RECORDS TO PROCESS:
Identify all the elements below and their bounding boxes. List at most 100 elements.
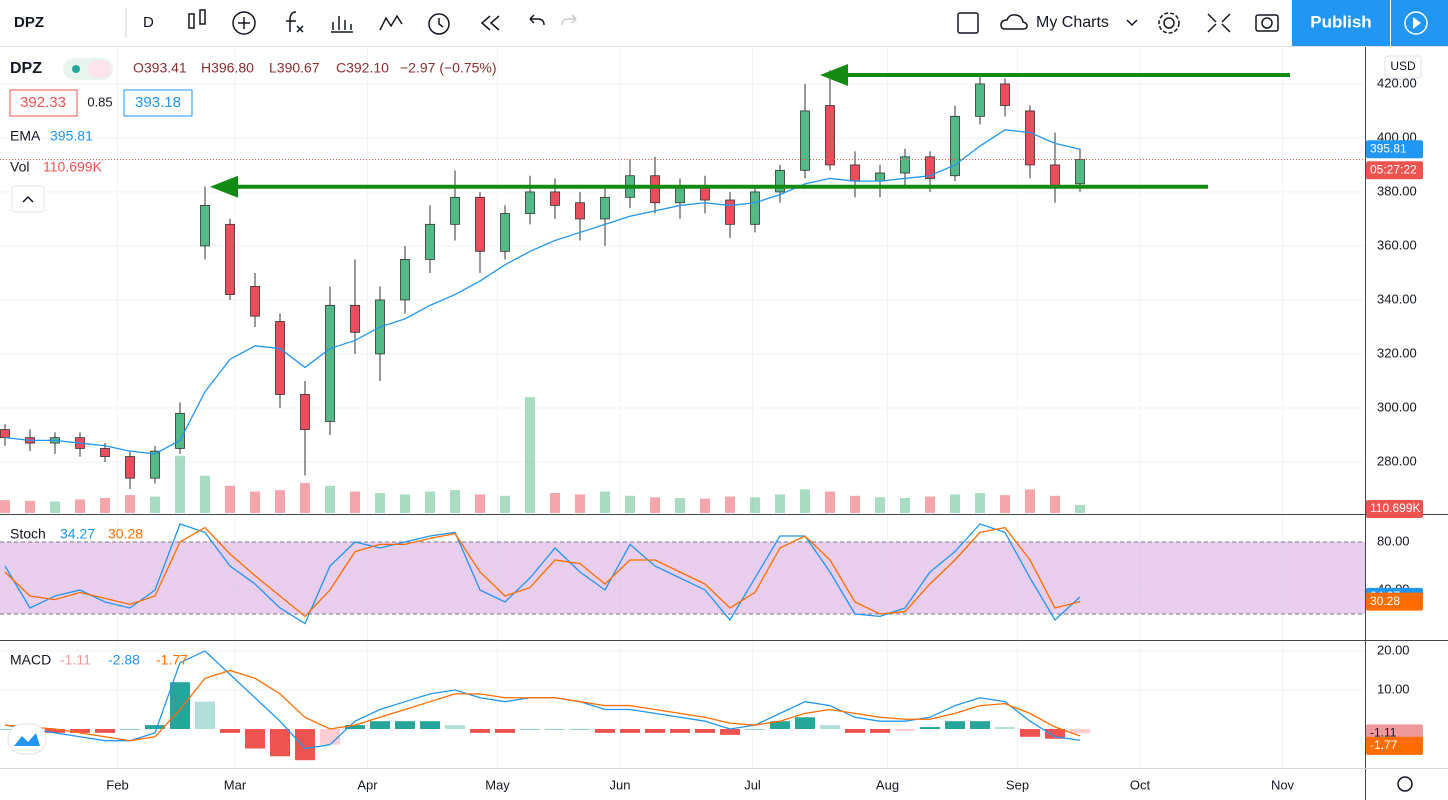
macd-histogram [70, 728, 90, 733]
volume-bar [750, 497, 760, 513]
candle-body [600, 196, 610, 220]
x-tick-label: Jun [610, 777, 631, 792]
volume-bar [25, 500, 35, 513]
volume-bar [1025, 489, 1035, 513]
candle-body [325, 304, 335, 422]
spread: 0.85 [87, 94, 112, 109]
candle-body [175, 412, 185, 449]
macd-histogram [645, 728, 665, 733]
macd-histogram [370, 721, 390, 729]
x-tick-label: Oct [1130, 777, 1151, 792]
indicator-line [4, 526, 1081, 618]
macd-histogram [295, 728, 315, 761]
logo[interactable] [7, 723, 47, 755]
macd-histogram [945, 721, 965, 729]
indicator-line [4, 669, 1081, 742]
volume-bar [1000, 495, 1010, 513]
macd-histogram [420, 721, 440, 729]
macd-histogram [670, 728, 690, 733]
ask-box[interactable] [123, 89, 193, 117]
indicator-line [4, 129, 1081, 455]
level-arrowhead [210, 175, 238, 198]
macd-histogram [120, 728, 140, 730]
interval-button[interactable]: D [143, 14, 154, 31]
y-tick-label: 320.00 [1377, 345, 1417, 360]
candle-body [300, 394, 310, 430]
settings-icon[interactable] [1397, 776, 1413, 792]
candle-body [650, 175, 660, 204]
y-tick-label: 280.00 [1377, 453, 1417, 468]
macd-histogram [595, 728, 615, 733]
macd-histogram [770, 721, 790, 729]
legend-symbol: DPZ [10, 60, 42, 77]
macd-histogram [695, 728, 715, 733]
volume-bar [650, 497, 660, 513]
volume-bar [50, 501, 60, 513]
level-arrowhead [820, 64, 848, 87]
volume-bar [225, 485, 235, 513]
layout-button[interactable]: My Charts [1036, 14, 1109, 31]
volume-bar [575, 494, 585, 513]
volume-bar [175, 455, 185, 513]
y-tick-label: 300.00 [1377, 399, 1417, 414]
volume-tag [1366, 500, 1423, 518]
symbol-button[interactable]: DPZ [14, 14, 44, 31]
publish-button[interactable] [1292, 0, 1390, 46]
vol-label: Vol [10, 159, 29, 175]
candle-body [1025, 110, 1035, 166]
macd-histogram [795, 717, 815, 729]
x-tick-label: Jul [744, 777, 761, 792]
candle-body [825, 105, 835, 166]
volume-bar [600, 491, 610, 513]
ema-tag [1366, 140, 1423, 159]
ema-tag-text: 395.81 [1370, 141, 1407, 155]
status-icon [88, 60, 111, 78]
volume-bar [0, 500, 10, 513]
bid-box[interactable] [9, 89, 78, 117]
x-tick-label: Mar [224, 777, 247, 792]
ohlc-value: C392.10 [336, 60, 389, 76]
currency-box[interactable] [1384, 55, 1422, 79]
x-tick-label: Nov [1271, 777, 1295, 792]
macd-histogram [920, 727, 940, 729]
volume-bar [1075, 505, 1085, 513]
publish-label[interactable]: Publish [1310, 12, 1371, 31]
candle-body [975, 83, 985, 117]
toolbar-icons[interactable] [125, 8, 1279, 38]
candle-body [1000, 83, 1010, 106]
candle-body [925, 156, 935, 179]
candle-body [775, 169, 785, 193]
collapse-button[interactable] [11, 185, 45, 213]
macd-histogram [970, 721, 990, 729]
vol-value: 110.699K [43, 159, 103, 175]
indicator-value: -1.77 [156, 652, 188, 668]
macd-histogram [445, 725, 465, 729]
volume-bar [550, 492, 560, 513]
candle-body [450, 196, 460, 225]
volume-bar [800, 489, 810, 513]
macd-histogram [195, 701, 215, 729]
candle-body [125, 456, 135, 479]
y-tick-label: 360.00 [1377, 237, 1417, 252]
replay-icon [1413, 17, 1421, 29]
macd-histogram [720, 728, 740, 735]
macd-histogram [45, 728, 65, 733]
volume-bar [850, 495, 860, 513]
indicator-title: Stoch [10, 526, 46, 542]
plot-area: Feb Mar Apr May Jun Jul Aug Sep Oct Nov 280.00 300.… [0, 48, 1423, 792]
volume-bar [200, 475, 210, 513]
volume-bar [500, 495, 510, 513]
candle-body [0, 429, 10, 439]
value-tag-text: -1.11 [1370, 725, 1397, 739]
candle-body [850, 164, 860, 182]
ohlc-value: O393.41 [133, 60, 187, 76]
status-dot [72, 65, 80, 73]
candle-body [675, 186, 685, 204]
candle-body [350, 304, 360, 333]
macd-histogram [0, 728, 15, 730]
volume-bar [400, 494, 410, 513]
volume-bar [250, 491, 260, 513]
macd-histogram [1020, 728, 1040, 737]
volume-bar [275, 490, 285, 513]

WRITTEN PROBLEM: Please change every "macd-histogram" to "macd-hist" in the items between the lines holding "macd-histogram [70, 728, 90, 733]" and "status-icon [88, 60, 111, 78]", inclusive, and write out only those lines with nothing else altered.

WRITTEN SOLUTION:
macd-hist [70, 728, 90, 733]
volume-bar [750, 497, 760, 513]
candle-body [600, 196, 610, 220]
x-tick-label: Jun [610, 777, 631, 792]
volume-bar [25, 500, 35, 513]
volume-bar [1025, 489, 1035, 513]
candle-body [325, 304, 335, 422]
spread: 0.85 [87, 94, 112, 109]
candle-body [175, 412, 185, 449]
macd-hist [645, 728, 665, 733]
macd-hist [370, 721, 390, 729]
x-tick-label: Oct [1130, 777, 1151, 792]
indicator-line [4, 526, 1081, 618]
macd-hist [295, 728, 315, 761]
logo[interactable] [7, 723, 47, 755]
macd-hist [945, 721, 965, 729]
indicator-line [4, 669, 1081, 742]
volume-bar [1000, 495, 1010, 513]
macd-hist [420, 721, 440, 729]
macd-hist [670, 728, 690, 733]
ask-box[interactable] [123, 89, 193, 117]
indicator-line [4, 129, 1081, 455]
level-arrowhead [210, 175, 238, 198]
macd-hist [120, 728, 140, 730]
interval-button[interactable]: D [143, 14, 154, 31]
y-tick-label: 320.00 [1377, 345, 1417, 360]
candle-body [300, 394, 310, 430]
settings-icon[interactable] [1397, 776, 1413, 792]
candle-body [650, 175, 660, 204]
y-tick-label: 280.00 [1377, 453, 1417, 468]
macd-hist [595, 728, 615, 733]
macd-hist [770, 721, 790, 729]
legend-symbol: DPZ [10, 60, 42, 77]
macd-hist [695, 728, 715, 733]
volume-bar [650, 497, 660, 513]
volume-bar [50, 501, 60, 513]
level-arrowhead [820, 64, 848, 87]
volume-bar [225, 485, 235, 513]
layout-button[interactable]: My Charts [1036, 14, 1109, 31]
volume-bar [575, 494, 585, 513]
volume-bar [175, 455, 185, 513]
y-tick-label: 300.00 [1377, 399, 1417, 414]
volume-tag [1366, 500, 1423, 518]
symbol-button[interactable]: DPZ [14, 14, 44, 31]
publish-button[interactable] [1292, 0, 1390, 46]
vol-label: Vol [10, 159, 29, 175]
candle-body [1025, 110, 1035, 166]
macd-hist [795, 717, 815, 729]
x-tick-label: Jul [744, 777, 761, 792]
candle-body [825, 105, 835, 166]
volume-bar [600, 491, 610, 513]
ema-tag [1366, 140, 1423, 159]
ema-tag-text: 395.81 [1370, 141, 1407, 155]
status-icon [88, 60, 111, 78]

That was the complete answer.